[Records excerpted from a collection]
Start

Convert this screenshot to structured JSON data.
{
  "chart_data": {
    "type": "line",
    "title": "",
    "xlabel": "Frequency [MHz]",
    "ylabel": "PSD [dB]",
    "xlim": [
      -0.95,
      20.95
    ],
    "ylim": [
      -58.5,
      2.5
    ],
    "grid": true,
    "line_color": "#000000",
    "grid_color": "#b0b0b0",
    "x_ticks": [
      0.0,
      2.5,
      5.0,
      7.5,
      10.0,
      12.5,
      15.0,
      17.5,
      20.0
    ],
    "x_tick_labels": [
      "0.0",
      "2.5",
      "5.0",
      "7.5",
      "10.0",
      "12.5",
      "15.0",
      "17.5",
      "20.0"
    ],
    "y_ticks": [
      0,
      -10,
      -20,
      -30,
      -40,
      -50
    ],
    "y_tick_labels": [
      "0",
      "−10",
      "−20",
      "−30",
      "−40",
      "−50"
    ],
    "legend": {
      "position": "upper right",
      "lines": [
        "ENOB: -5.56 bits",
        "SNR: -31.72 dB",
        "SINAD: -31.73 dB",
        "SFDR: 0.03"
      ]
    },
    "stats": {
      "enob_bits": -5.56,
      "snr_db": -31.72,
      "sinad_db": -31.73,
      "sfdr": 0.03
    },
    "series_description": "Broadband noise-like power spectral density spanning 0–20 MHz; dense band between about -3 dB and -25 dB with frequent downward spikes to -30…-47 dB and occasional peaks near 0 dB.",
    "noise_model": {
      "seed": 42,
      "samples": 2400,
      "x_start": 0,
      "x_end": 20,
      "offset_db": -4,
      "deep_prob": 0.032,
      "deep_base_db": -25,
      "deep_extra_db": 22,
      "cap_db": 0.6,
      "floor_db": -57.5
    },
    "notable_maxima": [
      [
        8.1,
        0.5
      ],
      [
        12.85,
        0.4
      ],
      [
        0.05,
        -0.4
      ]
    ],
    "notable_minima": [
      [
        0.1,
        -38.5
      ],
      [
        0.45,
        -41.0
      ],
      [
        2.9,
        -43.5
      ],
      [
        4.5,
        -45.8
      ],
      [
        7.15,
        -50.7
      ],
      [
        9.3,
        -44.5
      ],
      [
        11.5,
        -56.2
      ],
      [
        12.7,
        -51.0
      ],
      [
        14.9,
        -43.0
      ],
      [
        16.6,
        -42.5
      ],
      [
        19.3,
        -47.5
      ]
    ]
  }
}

End

### Set exercise
Write down the full listing again, exactly.

### Full response
Convert this screenshot to structured JSON data.
{
  "chart_data": {
    "type": "line",
    "title": "",
    "xlabel": "Frequency [MHz]",
    "ylabel": "PSD [dB]",
    "xlim": [
      -0.95,
      20.95
    ],
    "ylim": [
      -58.5,
      2.5
    ],
    "grid": true,
    "line_color": "#000000",
    "grid_color": "#b0b0b0",
    "x_ticks": [
      0.0,
      2.5,
      5.0,
      7.5,
      10.0,
      12.5,
      15.0,
      17.5,
      20.0
    ],
    "x_tick_labels": [
      "0.0",
      "2.5",
      "5.0",
      "7.5",
      "10.0",
      "12.5",
      "15.0",
      "17.5",
      "20.0"
    ],
    "y_ticks": [
      0,
      -10,
      -20,
      -30,
      -40,
      -50
    ],
    "y_tick_labels": [
      "0",
      "−10",
      "−20",
      "−30",
      "−40",
      "−50"
    ],
    "legend": {
      "position": "upper right",
      "lines": [
        "ENOB: -5.56 bits",
        "SNR: -31.72 dB",
        "SINAD: -31.73 dB",
        "SFDR: 0.03"
      ]
    },
    "stats": {
      "enob_bits": -5.56,
      "snr_db": -31.72,
      "sinad_db": -31.73,
      "sfdr": 0.03
    },
    "series_description": "Broadband noise-like power spectral density spanning 0–20 MHz; dense band between about -3 dB and -25 dB with frequent downward spikes to -30…-47 dB and occasional peaks near 0 dB.",
    "noise_model": {
      "seed": 42,
      "samples": 2400,
      "x_start": 0,
      "x_end": 20,
      "offset_db": -4,
      "deep_prob": 0.032,
      "deep_base_db": -25,
      "deep_extra_db": 22,
      "cap_db": 0.6,
      "floor_db": -57.5
    },
    "notable_maxima": [
      [
        8.1,
        0.5
      ],
      [
        12.85,
        0.4
      ],
      [
        0.05,
        -0.4
      ]
    ],
    "notable_minima": [
      [
        0.1,
        -38.5
      ],
      [
        0.45,
        -41.0
      ],
      [
        2.9,
        -43.5
      ],
      [
        4.5,
        -45.8
      ],
      [
        7.15,
        -50.7
      ],
      [
        9.3,
        -44.5
      ],
      [
        11.5,
        -56.2
      ],
      [
        12.7,
        -51.0
      ],
      [
        14.9,
        -43.0
      ],
      [
        16.6,
        -42.5
      ],
      [
        19.3,
        -47.5
      ]
    ]
  }
}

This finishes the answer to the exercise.